Copy out every line of the data below verbatim, leaving out the pictures.
# Records supplied start
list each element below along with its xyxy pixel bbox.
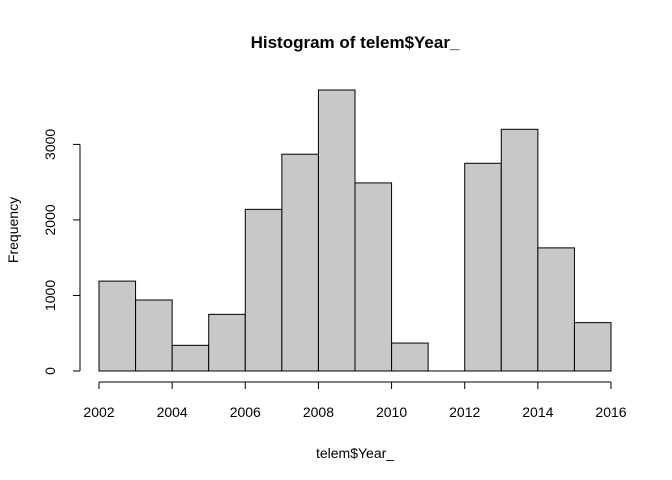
histogram-bar — [500, 128, 539, 372]
histogram-bar — [281, 153, 319, 372]
x-tick-label: 2006 — [230, 404, 261, 420]
histogram-bar — [135, 299, 173, 372]
y-tick-label: 3000 — [42, 129, 58, 160]
x-tick-label: 2012 — [449, 404, 480, 420]
histogram-bar — [98, 280, 137, 372]
histogram-bar — [244, 208, 283, 372]
x-tick-label: 2002 — [83, 404, 114, 420]
y-axis: 0 1000 2000 3000 — [42, 129, 81, 375]
histogram-bar — [317, 89, 356, 372]
x-axis-label: telem$Year_ — [316, 445, 394, 461]
histogram-bar — [354, 182, 393, 372]
chart-title: Histogram of telem$Year_ — [251, 33, 460, 52]
histogram-bar — [208, 313, 246, 372]
x-tick-label: 2016 — [595, 404, 626, 420]
y-tick-label: 2000 — [42, 204, 58, 235]
x-axis: 2002 2004 2006 2008 2010 2012 2014 2016 — [83, 381, 627, 420]
y-tick-label: 1000 — [42, 280, 58, 311]
y-tick-label: 0 — [42, 367, 58, 375]
histogram-bar — [573, 322, 612, 372]
y-axis-label: Frequency — [5, 197, 21, 263]
histogram-bar — [171, 344, 210, 372]
histogram-bar — [537, 247, 575, 372]
histogram-bar — [391, 342, 429, 372]
histogram-bar — [464, 162, 502, 372]
x-tick-label: 2010 — [376, 404, 407, 420]
bars-group — [98, 89, 612, 372]
x-tick-label: 2014 — [522, 404, 553, 420]
x-tick-label: 2008 — [303, 404, 334, 420]
x-tick-label: 2004 — [157, 404, 188, 420]
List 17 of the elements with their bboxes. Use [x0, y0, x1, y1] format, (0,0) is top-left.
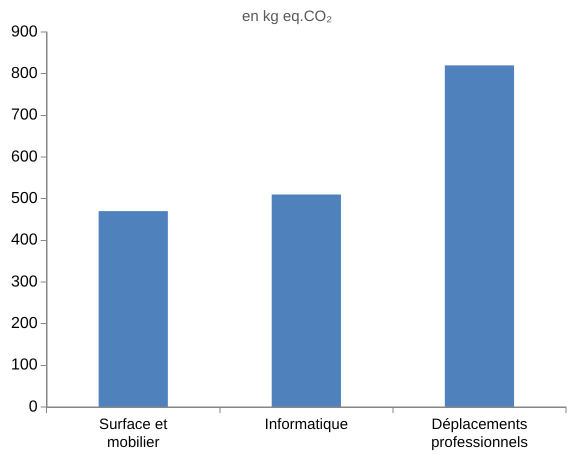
y-tick-label: 900: [10, 23, 38, 40]
y-tick-label: 400: [10, 232, 38, 249]
y-tick-label: 0: [28, 398, 38, 416]
y-tick-label: 100: [10, 356, 38, 374]
bar: [444, 65, 514, 406]
x-tick-label: Informatique: [264, 416, 348, 434]
y-tick-label: 300: [10, 273, 38, 290]
bar: [98, 211, 168, 406]
y-tick-label: 600: [10, 148, 38, 166]
y-tick-label: 500: [10, 190, 38, 208]
bar: [272, 194, 341, 406]
y-tick-label: 200: [10, 315, 38, 332]
x-tick-label: Surface et mobilier: [99, 416, 168, 452]
x-tick-label: Déplacements professionnels: [431, 416, 528, 452]
y-tick-label: 700: [10, 106, 38, 124]
y-tick-label: 800: [10, 65, 38, 82]
chart-title: en kg eq.CO₂: [242, 8, 332, 26]
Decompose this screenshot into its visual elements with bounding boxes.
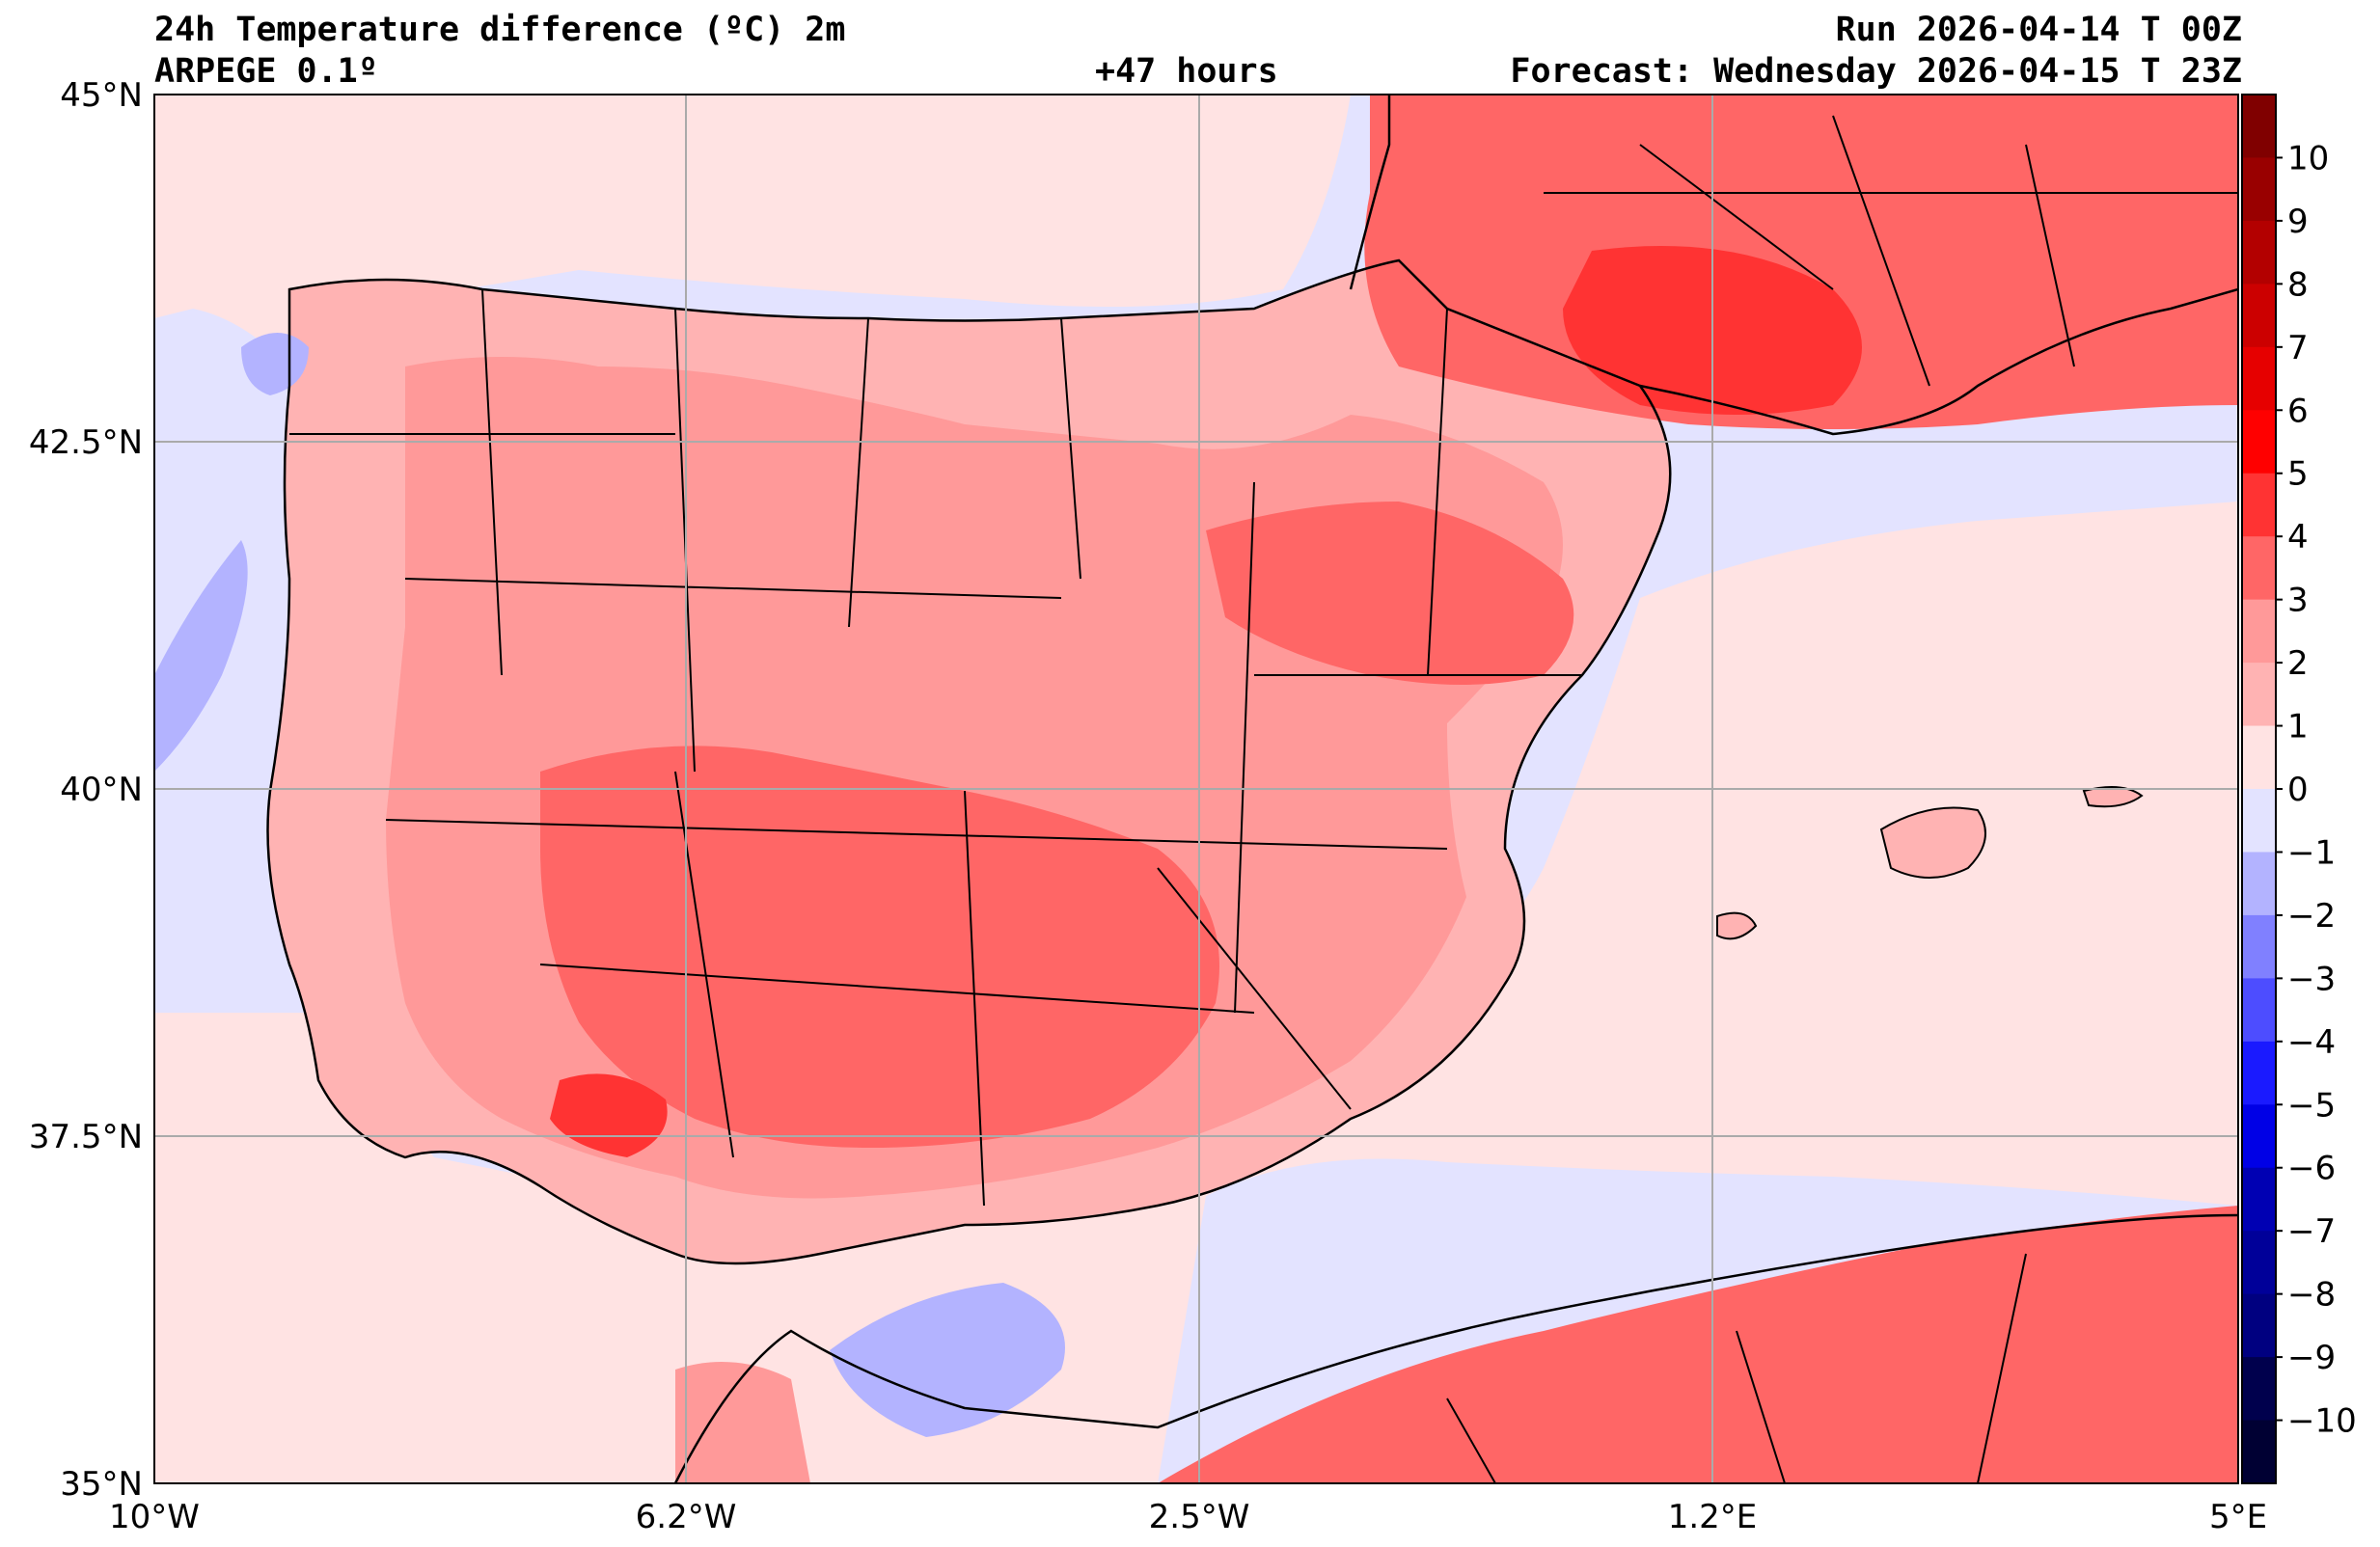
map-title: 24h Temperature difference (ºC) 2m	[154, 11, 846, 49]
north-africa-warm-zone	[1158, 1206, 2238, 1483]
lat-label: 35°N	[60, 1465, 143, 1504]
ibiza-island	[1716, 911, 1758, 940]
colorbar-segment	[2242, 346, 2276, 411]
colorbar-label: 7	[2287, 329, 2309, 367]
france-med-coastline	[1639, 287, 2238, 436]
colorbar-segment	[2242, 599, 2276, 664]
sea-warm-atlantic-south	[154, 1013, 791, 1483]
colorbar-segment	[2242, 852, 2276, 916]
colorbar-segment	[2242, 1420, 2276, 1484]
colorbar-label: −3	[2287, 960, 2336, 998]
map-frame	[153, 94, 2239, 1484]
colorbar-label: −8	[2287, 1276, 2336, 1315]
france-coastline	[1349, 95, 1391, 290]
colorbar-segment	[2242, 1167, 2276, 1232]
run-time: Run 2026-04-14 T 00Z	[1835, 11, 2242, 49]
colorbar-label: 1	[2287, 708, 2309, 746]
colorbar-segment	[2242, 95, 2276, 159]
forecast-time: Forecast: Wednesday 2026-04-15 T 23Z	[1510, 52, 2242, 91]
colorbar-label: −9	[2287, 1339, 2336, 1377]
colorbar-label: −7	[2287, 1212, 2336, 1251]
iberia-coastline	[266, 258, 1672, 1265]
lat-label: 40°N	[60, 771, 143, 809]
colorbar-segment	[2242, 410, 2276, 475]
colorbar-segment	[2242, 914, 2276, 979]
lon-label: 5°E	[2209, 1498, 2267, 1536]
lead-time: +47 hours	[1095, 52, 1278, 91]
colorbar-segment	[2242, 220, 2276, 285]
galicia-cold-zone	[241, 333, 309, 395]
lon-label: 1.2°E	[1668, 1498, 1758, 1536]
lon-label: 2.5°W	[1149, 1498, 1250, 1536]
colorbar-label: 0	[2287, 771, 2309, 809]
colorbar-label: 5	[2287, 455, 2309, 494]
colorbar-segment	[2242, 1104, 2276, 1169]
colorbar-label: 2	[2287, 644, 2309, 683]
colorbar-segment	[2242, 789, 2276, 854]
colorbar-segment	[2242, 157, 2276, 222]
north-africa-coastline	[673, 1213, 2238, 1483]
alboran-cold-zone	[830, 1283, 1065, 1437]
colorbar-segment	[2242, 284, 2276, 348]
colorbar-label: −5	[2287, 1086, 2336, 1125]
colorbar-label: −1	[2287, 833, 2336, 872]
lon-label: 10°W	[109, 1498, 200, 1536]
colorbar-label: 10	[2287, 139, 2329, 177]
colorbar-segment	[2242, 1231, 2276, 1295]
north-africa-west-warm-zone	[675, 1362, 810, 1483]
lat-label: 37.5°N	[29, 1118, 143, 1156]
colorbar-label: 8	[2287, 265, 2309, 304]
colorbar-label: 9	[2287, 203, 2309, 241]
model-name: ARPEGE 0.1º	[154, 52, 378, 91]
sea-warm-atlantic-north	[154, 95, 1351, 366]
colorbar-label: 3	[2287, 582, 2309, 620]
iberia-land-warm3	[540, 746, 1219, 1148]
colorbar-label: −2	[2287, 897, 2336, 936]
graticule	[154, 95, 2238, 1483]
lon-label: 6.2°W	[636, 1498, 737, 1536]
atlantic-cold-zone	[154, 540, 248, 772]
colorbar-segment	[2242, 1357, 2276, 1422]
colorbar-label: −4	[2287, 1023, 2336, 1062]
menorca-island	[2082, 786, 2144, 808]
colorbar-segment	[2242, 1293, 2276, 1358]
colorbar-segment	[2242, 473, 2276, 537]
ebro-warm-zone	[1206, 502, 1574, 685]
mallorca-island	[1879, 806, 1986, 879]
colorbar-label: 4	[2287, 518, 2309, 556]
colorbar-label: −10	[2287, 1402, 2357, 1441]
colorbar-label: −6	[2287, 1150, 2336, 1188]
colorbar-label: 6	[2287, 392, 2309, 430]
regional-borders	[289, 115, 2238, 1483]
colorbar-segment	[2242, 663, 2276, 727]
lat-label: 42.5°N	[29, 423, 143, 462]
map-plot-area	[154, 95, 2238, 1483]
colorbar-segment	[2242, 725, 2276, 790]
colorbar-segment	[2242, 978, 2276, 1043]
colorbar-segment	[2242, 1041, 2276, 1105]
colorbar-segment	[2242, 536, 2276, 601]
lat-label: 45°N	[60, 76, 143, 115]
# Records supplied end
▶ Completed task
list each element below along with its xyxy pixel bbox.
histogram-bar — [500, 128, 539, 372]
histogram-bar — [281, 153, 319, 372]
x-tick-label: 2006 — [230, 404, 261, 420]
histogram-bar — [135, 299, 173, 372]
y-tick-label: 3000 — [42, 129, 58, 160]
x-tick-label: 2012 — [449, 404, 480, 420]
histogram-bar — [98, 280, 137, 372]
histogram-bar — [244, 208, 283, 372]
x-tick-label: 2002 — [83, 404, 114, 420]
y-axis: 0 1000 2000 3000 — [42, 129, 81, 375]
histogram-bar — [317, 89, 356, 372]
x-axis-label: telem$Year_ — [316, 445, 394, 461]
histogram-bar — [354, 182, 393, 372]
chart-title: Histogram of telem$Year_ — [251, 33, 460, 52]
histogram-bar — [208, 313, 246, 372]
x-tick-label: 2016 — [595, 404, 626, 420]
y-tick-label: 2000 — [42, 204, 58, 235]
x-axis: 2002 2004 2006 2008 2010 2012 2014 2016 — [83, 381, 627, 420]
y-tick-label: 1000 — [42, 280, 58, 311]
y-tick-label: 0 — [42, 367, 58, 375]
histogram-bar — [573, 322, 612, 372]
y-axis-label: Frequency — [5, 197, 21, 263]
histogram-bar — [171, 344, 210, 372]
histogram-bar — [537, 247, 575, 372]
histogram-bar — [391, 342, 429, 372]
histogram-bar — [464, 162, 502, 372]
x-tick-label: 2010 — [376, 404, 407, 420]
bars-group — [98, 89, 612, 372]
x-tick-label: 2014 — [522, 404, 553, 420]
x-tick-label: 2008 — [303, 404, 334, 420]
x-tick-label: 2004 — [157, 404, 188, 420]
List 17 of the elements with their bboxes. Use [x0, y0, x1, y1] format, (0,0) is top-left.
y-tick-label: 900: [10, 23, 38, 40]
y-tick-label: 400: [10, 232, 38, 249]
y-tick-label: 0: [28, 398, 38, 416]
y-tick-label: 100: [10, 356, 38, 374]
bar: [444, 65, 514, 406]
x-tick-label: Informatique: [264, 416, 348, 434]
y-tick-label: 300: [10, 273, 38, 290]
bar: [98, 211, 168, 406]
y-tick-label: 600: [10, 148, 38, 166]
y-tick-label: 500: [10, 190, 38, 208]
bar: [272, 194, 341, 406]
y-tick-label: 200: [10, 315, 38, 332]
x-tick-label: Surface et mobilier: [99, 416, 168, 452]
x-tick-label: Déplacements professionnels: [431, 416, 528, 452]
y-tick-label: 700: [10, 106, 38, 124]
y-tick-label: 800: [10, 65, 38, 82]
chart-title: en kg eq.CO₂: [242, 8, 332, 26]
Decompose this screenshot into its visual elements with bounding boxes.
map-title: 24h Temperature difference (ºC) 2m	[154, 11, 846, 49]
north-africa-warm-zone	[1158, 1206, 2238, 1483]
lat-label: 35°N	[60, 1465, 143, 1504]
ibiza-island	[1716, 911, 1758, 940]
colorbar-segment	[2242, 346, 2276, 411]
colorbar-label: 7	[2287, 329, 2309, 367]
france-med-coastline	[1639, 287, 2238, 436]
colorbar-segment	[2242, 599, 2276, 664]
sea-warm-atlantic-south	[154, 1013, 791, 1483]
colorbar-segment	[2242, 852, 2276, 916]
colorbar-segment	[2242, 1420, 2276, 1484]
colorbar-label: −3	[2287, 960, 2336, 998]
map-frame	[153, 94, 2239, 1484]
colorbar-label: −8	[2287, 1276, 2336, 1315]
france-coastline	[1349, 95, 1391, 290]
colorbar-segment	[2242, 1167, 2276, 1232]
run-time: Run 2026-04-14 T 00Z	[1835, 11, 2242, 49]
colorbar-label: 1	[2287, 708, 2309, 746]
colorbar-segment	[2242, 95, 2276, 159]
forecast-time: Forecast: Wednesday 2026-04-15 T 23Z	[1510, 52, 2242, 91]
colorbar-label: −9	[2287, 1339, 2336, 1377]
colorbar-label: −7	[2287, 1212, 2336, 1251]
iberia-coastline	[266, 258, 1672, 1265]
lat-label: 40°N	[60, 771, 143, 809]
colorbar-segment	[2242, 410, 2276, 475]
colorbar-segment	[2242, 914, 2276, 979]
lon-label: 5°E	[2209, 1498, 2267, 1536]
lead-time: +47 hours	[1095, 52, 1278, 91]
colorbar-segment	[2242, 220, 2276, 285]
galicia-cold-zone	[241, 333, 309, 395]
lon-label: 1.2°E	[1668, 1498, 1758, 1536]
lon-label: 2.5°W	[1149, 1498, 1250, 1536]
colorbar-label: 0	[2287, 771, 2309, 809]
colorbar-label: 5	[2287, 455, 2309, 494]
colorbar-segment	[2242, 1104, 2276, 1169]
colorbar-label: 2	[2287, 644, 2309, 683]
colorbar-segment	[2242, 789, 2276, 854]
colorbar-segment	[2242, 157, 2276, 222]
north-africa-coastline	[673, 1213, 2238, 1483]
alboran-cold-zone	[830, 1283, 1065, 1437]
colorbar-segment	[2242, 284, 2276, 348]
colorbar-label: −5	[2287, 1086, 2336, 1125]
colorbar-label: −1	[2287, 833, 2336, 872]
lon-label: 10°W	[109, 1498, 200, 1536]
colorbar-label: 10	[2287, 139, 2329, 177]
colorbar-segment	[2242, 1231, 2276, 1295]
north-africa-west-warm-zone	[675, 1362, 810, 1483]
lat-label: 37.5°N	[29, 1118, 143, 1156]
colorbar-label: 8	[2287, 265, 2309, 304]
colorbar-label: 9	[2287, 203, 2309, 241]
model-name: ARPEGE 0.1º	[154, 52, 378, 91]
sea-warm-atlantic-north	[154, 95, 1351, 366]
colorbar-label: 3	[2287, 582, 2309, 620]
iberia-land-warm3	[540, 746, 1219, 1148]
colorbar-label: −2	[2287, 897, 2336, 936]
graticule	[154, 95, 2238, 1483]
lon-label: 6.2°W	[636, 1498, 737, 1536]
atlantic-cold-zone	[154, 540, 248, 772]
colorbar-segment	[2242, 1357, 2276, 1422]
colorbar-label: −4	[2287, 1023, 2336, 1062]
menorca-island	[2082, 786, 2144, 808]
colorbar-segment	[2242, 1293, 2276, 1358]
colorbar-segment	[2242, 473, 2276, 537]
ebro-warm-zone	[1206, 502, 1574, 685]
mallorca-island	[1879, 806, 1986, 879]
colorbar-label: 4	[2287, 518, 2309, 556]
colorbar-label: −10	[2287, 1402, 2357, 1441]
colorbar-label: −6	[2287, 1150, 2336, 1188]
colorbar-label: 6	[2287, 392, 2309, 430]
regional-borders	[289, 115, 2238, 1483]
colorbar-segment	[2242, 663, 2276, 727]
lat-label: 42.5°N	[29, 423, 143, 462]
map-plot-area	[154, 95, 2238, 1483]
colorbar-segment	[2242, 725, 2276, 790]
colorbar-segment	[2242, 978, 2276, 1043]
colorbar-segment	[2242, 1041, 2276, 1105]
colorbar-segment	[2242, 536, 2276, 601]
lat-label: 45°N	[60, 76, 143, 115]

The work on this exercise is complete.